掲載文:
****************************************

【課題を解決するための手段】
【0010】
一般に、透明ペインは、電気的に加熱可能な(導電性の)透明被覆を備え、この被覆は、少なくとも、ペインのエリアのかなりの部分にわたって、特に、その視野にわたって延在している。電気的に加熱可能な被覆は、供給電圧を印加することにより、加熱電流が2つの第1の電極間に形成された加熱フィールドにわたって流れるように、電圧源の2つの端子に対する電気的な接続のために設けられた少なくとも2つの第1の電極に電気的に接続される。例えば、第1の電極は、この目的のために、加熱層に対して直流的に接続される。通常、2つの第1の電極は、加熱可能な被覆内における電流の導入および広範な分布のために、ストリップ形状のまたは帯形状の電極(集電電極または集電レールまたはバスバー)の形態において、それぞれ、実装される。例えば、第1の電極は、この目的のために、加熱可能な被覆に対して直流的に接続される。ここで、「加熱フィールド」という用語は、加熱電流を導入することができるように2つの第1の電極間に位置する電気的に加熱可能な被覆の加熱可能な部分を意味している。
【0011】
本発明によるペインの場合には、加熱フィールドは、加熱層がその内部に存在していない少なくとも1つの被覆を欠いたゾーンを含む。被覆を欠いたゾーンは、加熱可能な被覆によって少なくともいくつかのセクション内に形成されたゾーンエッジによって境界が定められている。具体的には、被覆を欠いたゾーンは、加熱可能な被覆によって(全体的に)形成された周状のゾーンエッジを有する。被覆を欠いたゾーンは、例えば、基材上への加熱層の付着の時点におけるマスキングにより、あるいは、例えば、その付着後の機械的または化学的な除去による加熱可能な被覆の除去により、製造することができる。

****************************************

提供資料:
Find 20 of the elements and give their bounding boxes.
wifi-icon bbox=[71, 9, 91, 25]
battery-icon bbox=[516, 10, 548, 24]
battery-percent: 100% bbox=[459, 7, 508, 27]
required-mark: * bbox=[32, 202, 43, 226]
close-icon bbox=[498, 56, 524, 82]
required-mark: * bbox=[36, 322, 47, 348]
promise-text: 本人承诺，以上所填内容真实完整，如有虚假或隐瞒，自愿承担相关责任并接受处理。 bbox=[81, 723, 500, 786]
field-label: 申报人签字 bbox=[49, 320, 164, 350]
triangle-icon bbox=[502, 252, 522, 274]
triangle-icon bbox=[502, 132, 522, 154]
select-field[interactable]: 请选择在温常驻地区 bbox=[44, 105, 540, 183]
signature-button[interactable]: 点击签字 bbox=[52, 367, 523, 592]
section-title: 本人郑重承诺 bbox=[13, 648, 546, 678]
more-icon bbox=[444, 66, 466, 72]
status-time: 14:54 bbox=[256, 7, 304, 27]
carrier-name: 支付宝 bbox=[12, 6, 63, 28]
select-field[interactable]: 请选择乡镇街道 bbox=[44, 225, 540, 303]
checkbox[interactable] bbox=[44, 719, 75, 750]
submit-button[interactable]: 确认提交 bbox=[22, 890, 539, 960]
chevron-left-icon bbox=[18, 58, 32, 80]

****************************************

透明ペインの加熱に関する掲載文では、「加熱フィールド」という用語は何を意味すると説明されているか。

回答文:
加熱電流を導入できるように2つの第1の電極間に位置する、電気的に加熱可能な被覆の加熱可能な部分を意味する。